▶ **SET PROBLEM**:
Single out each line with the word "Penelitian" and copy it.

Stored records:
■ ■ ■ ■ ■ ■ ■

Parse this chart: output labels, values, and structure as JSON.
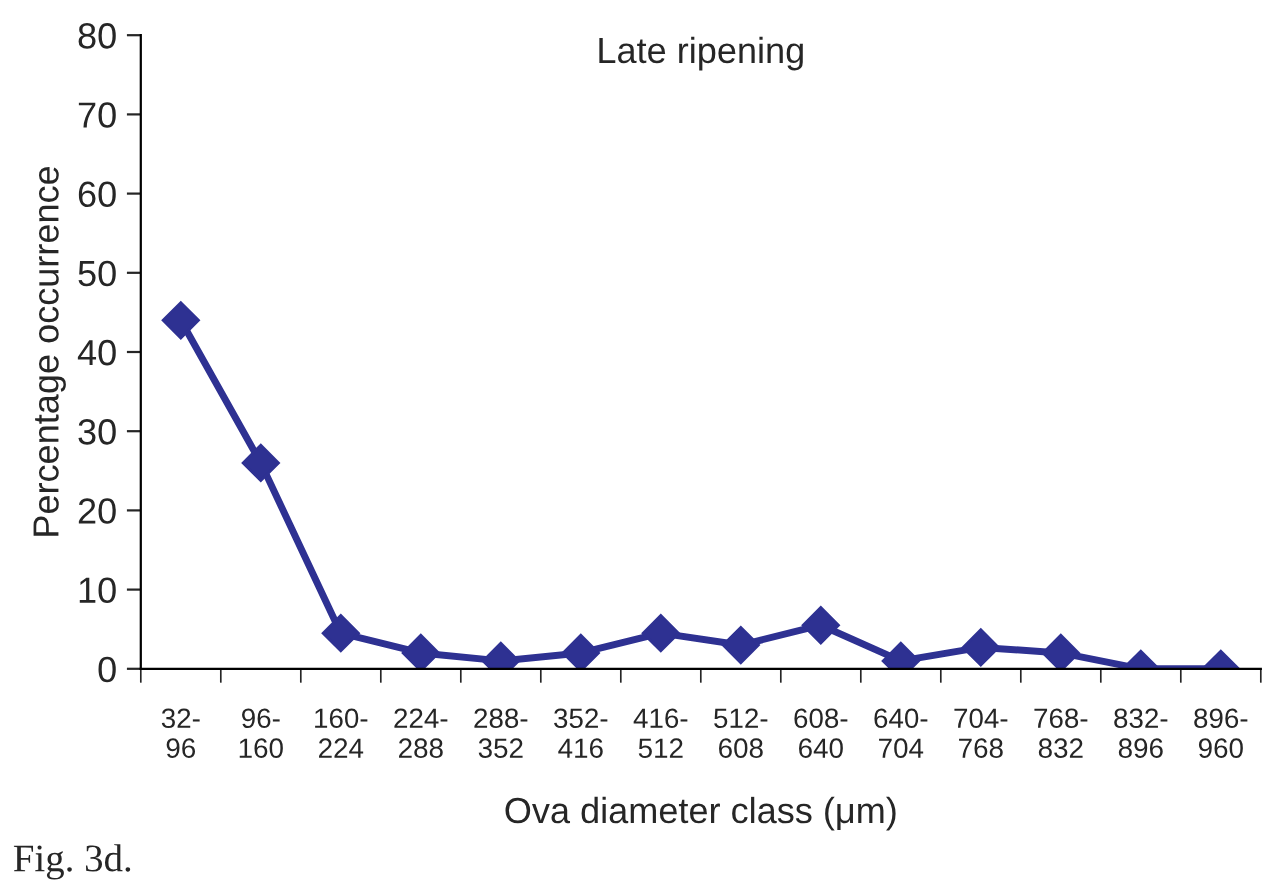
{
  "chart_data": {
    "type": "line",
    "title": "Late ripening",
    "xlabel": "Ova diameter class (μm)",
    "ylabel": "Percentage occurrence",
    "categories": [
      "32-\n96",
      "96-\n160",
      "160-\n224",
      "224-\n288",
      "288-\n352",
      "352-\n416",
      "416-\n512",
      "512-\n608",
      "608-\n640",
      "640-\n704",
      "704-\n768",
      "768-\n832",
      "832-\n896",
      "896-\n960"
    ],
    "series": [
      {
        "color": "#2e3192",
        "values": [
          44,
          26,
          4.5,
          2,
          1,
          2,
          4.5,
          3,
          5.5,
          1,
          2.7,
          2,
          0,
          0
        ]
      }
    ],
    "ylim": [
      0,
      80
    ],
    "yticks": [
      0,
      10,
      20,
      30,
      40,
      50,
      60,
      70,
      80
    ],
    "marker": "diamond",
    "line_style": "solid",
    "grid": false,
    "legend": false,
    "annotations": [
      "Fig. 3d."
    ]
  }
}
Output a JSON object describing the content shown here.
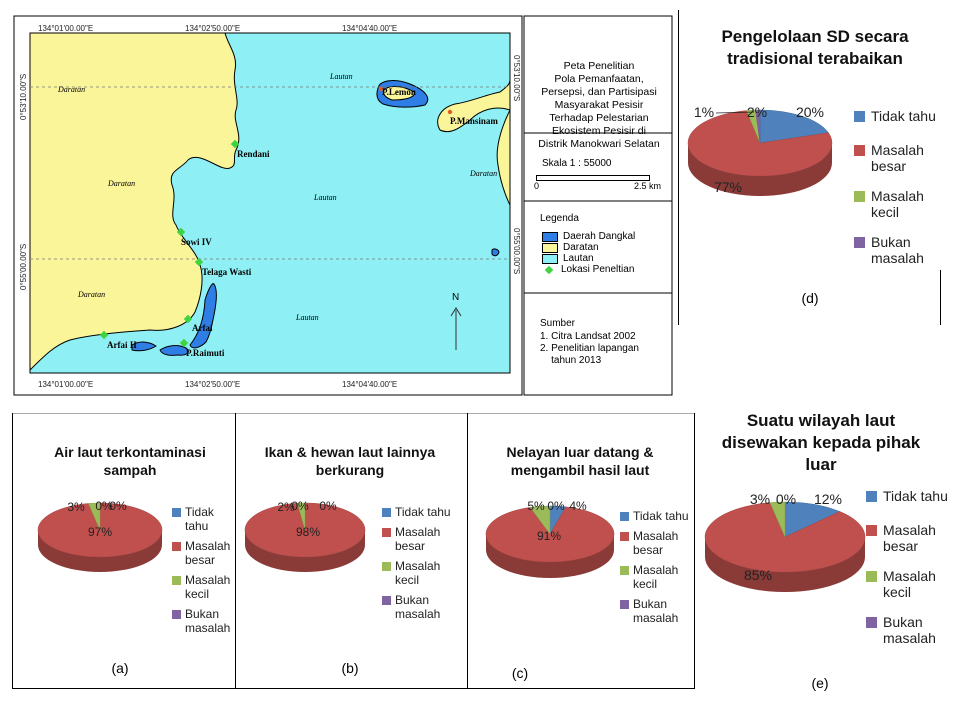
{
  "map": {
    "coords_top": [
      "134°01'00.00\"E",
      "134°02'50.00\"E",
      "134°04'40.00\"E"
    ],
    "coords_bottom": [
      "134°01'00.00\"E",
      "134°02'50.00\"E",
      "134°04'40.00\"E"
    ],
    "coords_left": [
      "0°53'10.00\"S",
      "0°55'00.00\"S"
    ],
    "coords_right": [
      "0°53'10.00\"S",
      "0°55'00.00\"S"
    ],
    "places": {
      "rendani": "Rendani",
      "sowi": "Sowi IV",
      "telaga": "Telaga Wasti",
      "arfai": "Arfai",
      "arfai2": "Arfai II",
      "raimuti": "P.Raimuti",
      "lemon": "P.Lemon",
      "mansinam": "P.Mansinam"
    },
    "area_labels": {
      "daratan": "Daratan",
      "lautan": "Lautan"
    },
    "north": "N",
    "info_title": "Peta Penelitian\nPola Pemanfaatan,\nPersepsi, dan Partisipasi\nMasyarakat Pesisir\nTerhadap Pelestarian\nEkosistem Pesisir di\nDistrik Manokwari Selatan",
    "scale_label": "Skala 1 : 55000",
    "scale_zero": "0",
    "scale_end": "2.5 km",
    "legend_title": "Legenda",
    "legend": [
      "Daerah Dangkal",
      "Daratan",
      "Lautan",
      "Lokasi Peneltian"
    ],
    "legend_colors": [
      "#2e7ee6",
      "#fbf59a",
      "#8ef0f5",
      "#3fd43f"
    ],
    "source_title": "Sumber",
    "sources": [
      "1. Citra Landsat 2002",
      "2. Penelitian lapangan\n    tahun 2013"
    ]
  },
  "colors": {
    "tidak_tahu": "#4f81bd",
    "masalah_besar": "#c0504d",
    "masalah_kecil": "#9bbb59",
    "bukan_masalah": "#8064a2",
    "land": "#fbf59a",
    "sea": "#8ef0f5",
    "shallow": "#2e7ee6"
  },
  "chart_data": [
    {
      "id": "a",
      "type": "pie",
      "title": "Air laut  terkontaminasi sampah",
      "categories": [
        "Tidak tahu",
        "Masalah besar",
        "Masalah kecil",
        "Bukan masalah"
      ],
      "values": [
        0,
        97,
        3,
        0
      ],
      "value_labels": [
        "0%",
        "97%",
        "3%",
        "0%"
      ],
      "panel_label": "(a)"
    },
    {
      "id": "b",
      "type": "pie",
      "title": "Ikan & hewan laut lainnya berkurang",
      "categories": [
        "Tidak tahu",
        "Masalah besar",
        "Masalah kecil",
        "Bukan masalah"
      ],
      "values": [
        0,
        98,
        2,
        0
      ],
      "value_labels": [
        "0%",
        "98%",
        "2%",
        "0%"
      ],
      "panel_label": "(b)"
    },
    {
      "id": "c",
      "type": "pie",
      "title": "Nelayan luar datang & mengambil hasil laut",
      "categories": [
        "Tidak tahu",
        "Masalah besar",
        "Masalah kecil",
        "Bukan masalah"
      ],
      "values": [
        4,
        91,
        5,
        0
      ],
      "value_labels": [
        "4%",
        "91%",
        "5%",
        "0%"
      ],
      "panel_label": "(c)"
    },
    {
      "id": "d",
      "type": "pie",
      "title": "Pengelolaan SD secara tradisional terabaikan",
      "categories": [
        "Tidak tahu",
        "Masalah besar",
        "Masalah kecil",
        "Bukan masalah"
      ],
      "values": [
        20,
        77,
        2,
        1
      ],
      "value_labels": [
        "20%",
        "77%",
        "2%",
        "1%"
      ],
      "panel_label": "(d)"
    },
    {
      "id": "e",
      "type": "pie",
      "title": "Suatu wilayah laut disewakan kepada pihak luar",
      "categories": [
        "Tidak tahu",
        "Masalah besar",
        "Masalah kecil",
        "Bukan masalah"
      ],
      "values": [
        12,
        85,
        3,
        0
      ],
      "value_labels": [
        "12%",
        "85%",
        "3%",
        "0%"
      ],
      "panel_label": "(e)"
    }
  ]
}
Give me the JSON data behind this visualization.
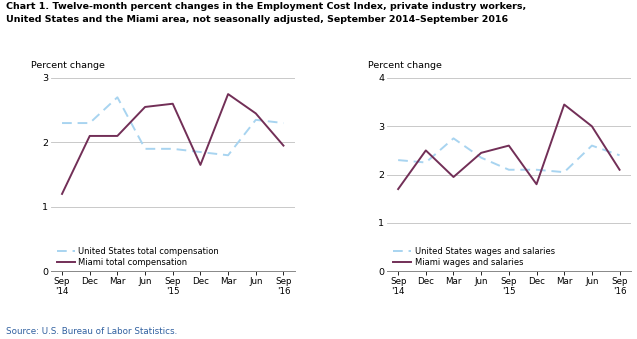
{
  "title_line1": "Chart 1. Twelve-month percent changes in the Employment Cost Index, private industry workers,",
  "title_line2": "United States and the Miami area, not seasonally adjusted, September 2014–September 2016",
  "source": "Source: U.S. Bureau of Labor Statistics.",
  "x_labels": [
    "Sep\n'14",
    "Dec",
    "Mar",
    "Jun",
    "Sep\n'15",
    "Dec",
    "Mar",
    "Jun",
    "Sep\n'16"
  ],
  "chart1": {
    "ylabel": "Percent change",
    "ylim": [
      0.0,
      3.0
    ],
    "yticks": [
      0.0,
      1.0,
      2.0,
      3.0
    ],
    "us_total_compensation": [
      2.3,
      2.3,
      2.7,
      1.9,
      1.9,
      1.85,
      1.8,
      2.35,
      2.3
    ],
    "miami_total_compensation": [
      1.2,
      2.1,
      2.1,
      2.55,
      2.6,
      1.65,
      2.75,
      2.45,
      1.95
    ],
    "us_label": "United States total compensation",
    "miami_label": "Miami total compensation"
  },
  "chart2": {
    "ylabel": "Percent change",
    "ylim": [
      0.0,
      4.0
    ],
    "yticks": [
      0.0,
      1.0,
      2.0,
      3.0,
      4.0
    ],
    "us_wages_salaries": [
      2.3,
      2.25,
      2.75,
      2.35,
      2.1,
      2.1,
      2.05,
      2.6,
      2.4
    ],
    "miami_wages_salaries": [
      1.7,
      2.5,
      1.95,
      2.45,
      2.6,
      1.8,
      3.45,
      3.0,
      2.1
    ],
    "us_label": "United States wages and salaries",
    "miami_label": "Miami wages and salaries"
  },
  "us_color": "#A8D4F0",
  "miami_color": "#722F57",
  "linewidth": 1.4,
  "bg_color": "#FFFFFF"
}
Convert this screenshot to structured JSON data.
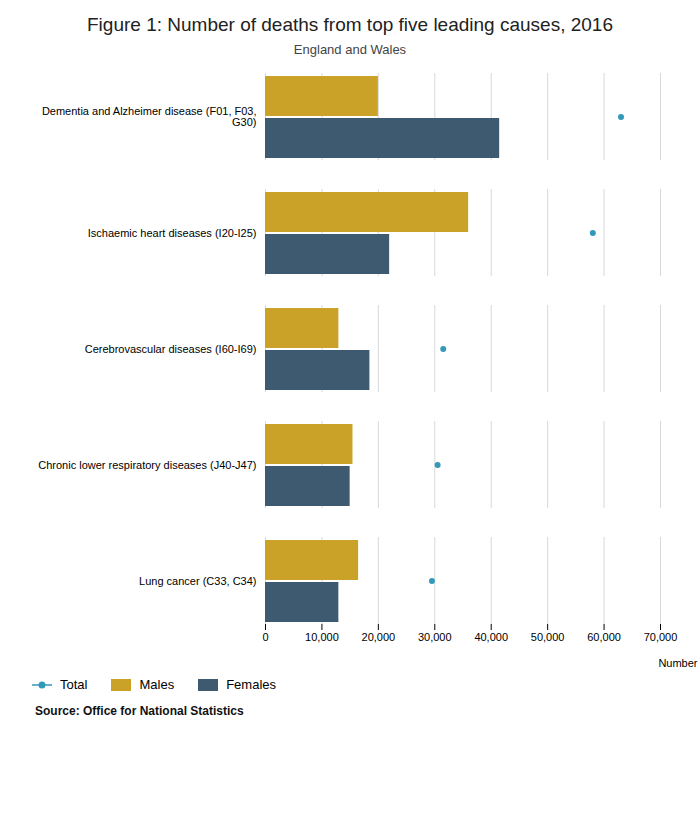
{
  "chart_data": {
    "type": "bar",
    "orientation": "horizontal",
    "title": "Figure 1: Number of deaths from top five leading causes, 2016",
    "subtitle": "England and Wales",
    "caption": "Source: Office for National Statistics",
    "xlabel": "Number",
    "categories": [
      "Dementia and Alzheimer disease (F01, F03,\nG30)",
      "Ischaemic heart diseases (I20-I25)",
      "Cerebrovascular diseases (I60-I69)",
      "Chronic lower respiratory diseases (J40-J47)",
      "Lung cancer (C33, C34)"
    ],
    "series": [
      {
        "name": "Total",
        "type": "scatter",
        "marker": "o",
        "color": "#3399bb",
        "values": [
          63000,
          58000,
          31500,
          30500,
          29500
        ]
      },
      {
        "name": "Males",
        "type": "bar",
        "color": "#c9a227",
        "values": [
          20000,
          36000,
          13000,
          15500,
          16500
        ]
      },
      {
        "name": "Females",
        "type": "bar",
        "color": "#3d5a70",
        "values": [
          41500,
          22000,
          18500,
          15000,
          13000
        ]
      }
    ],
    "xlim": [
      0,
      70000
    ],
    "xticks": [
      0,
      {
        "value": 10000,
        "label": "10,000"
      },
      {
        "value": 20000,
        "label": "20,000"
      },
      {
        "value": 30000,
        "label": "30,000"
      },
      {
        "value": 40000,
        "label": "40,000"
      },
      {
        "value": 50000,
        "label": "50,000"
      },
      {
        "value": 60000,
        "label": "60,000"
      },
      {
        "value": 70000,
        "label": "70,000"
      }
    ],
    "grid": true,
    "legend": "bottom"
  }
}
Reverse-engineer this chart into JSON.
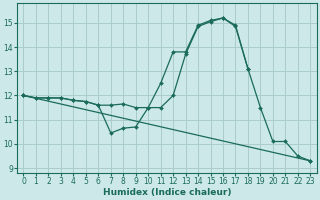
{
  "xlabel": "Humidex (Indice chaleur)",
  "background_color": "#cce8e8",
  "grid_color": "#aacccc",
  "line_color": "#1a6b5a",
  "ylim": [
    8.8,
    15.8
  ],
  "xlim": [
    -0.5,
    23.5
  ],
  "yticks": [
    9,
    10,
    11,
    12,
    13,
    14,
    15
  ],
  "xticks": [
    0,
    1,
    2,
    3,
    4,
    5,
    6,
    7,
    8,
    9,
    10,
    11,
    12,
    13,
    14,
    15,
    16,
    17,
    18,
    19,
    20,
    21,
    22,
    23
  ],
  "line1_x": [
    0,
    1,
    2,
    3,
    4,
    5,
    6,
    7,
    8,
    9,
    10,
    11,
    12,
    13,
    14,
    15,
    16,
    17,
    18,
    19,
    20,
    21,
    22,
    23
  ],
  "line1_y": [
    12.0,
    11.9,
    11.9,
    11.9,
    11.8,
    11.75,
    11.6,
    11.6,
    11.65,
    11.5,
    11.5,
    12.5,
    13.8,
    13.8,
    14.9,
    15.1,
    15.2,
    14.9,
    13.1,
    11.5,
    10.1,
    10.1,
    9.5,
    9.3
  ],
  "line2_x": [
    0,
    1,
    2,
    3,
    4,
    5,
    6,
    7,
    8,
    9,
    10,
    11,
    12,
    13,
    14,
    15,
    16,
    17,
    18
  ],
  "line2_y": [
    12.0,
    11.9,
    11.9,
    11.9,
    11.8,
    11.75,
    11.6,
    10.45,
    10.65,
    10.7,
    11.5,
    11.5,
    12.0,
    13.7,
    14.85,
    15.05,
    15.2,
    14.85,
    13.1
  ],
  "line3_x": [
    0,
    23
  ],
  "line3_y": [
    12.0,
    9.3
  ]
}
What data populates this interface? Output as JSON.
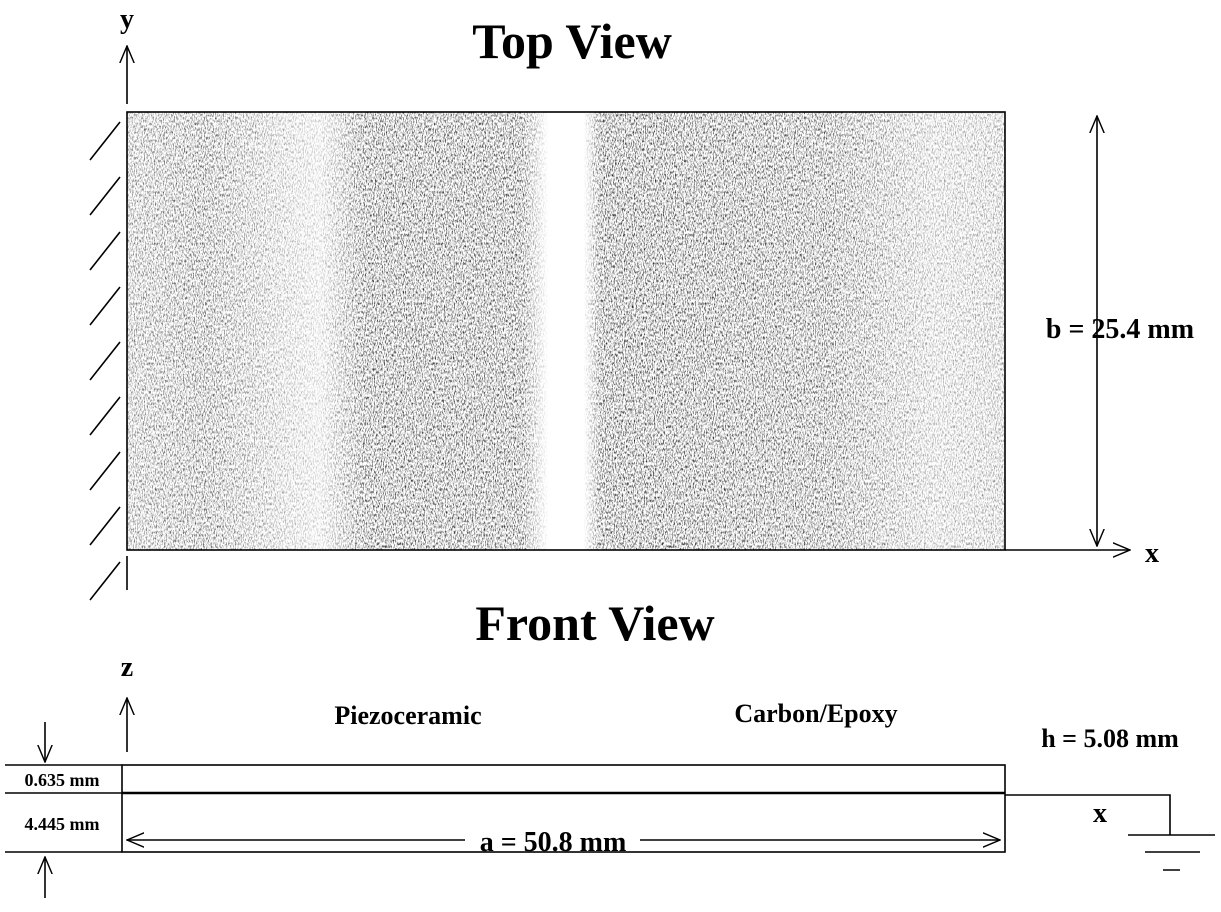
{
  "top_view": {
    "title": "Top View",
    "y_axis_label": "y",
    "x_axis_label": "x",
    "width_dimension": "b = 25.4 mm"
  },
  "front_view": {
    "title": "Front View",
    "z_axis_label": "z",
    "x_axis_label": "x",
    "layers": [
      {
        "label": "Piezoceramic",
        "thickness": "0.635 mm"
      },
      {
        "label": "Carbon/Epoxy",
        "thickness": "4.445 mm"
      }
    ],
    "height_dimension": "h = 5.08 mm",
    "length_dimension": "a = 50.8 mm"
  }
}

■ ■ ■ ■ ■ ■ ■

▶ **RESPONSE**:
    "info_title": "Peta Penelitian\nPola Pemanfaatan,\nPersepsi, dan Partisipasi\nMasyarakat Pesisir\nTerhadap Pelestarian\nEkosistem Pesisir di\nDistrik Manokwari Selatan",
      "2. Penelitian lapangan\n    tahun 2013"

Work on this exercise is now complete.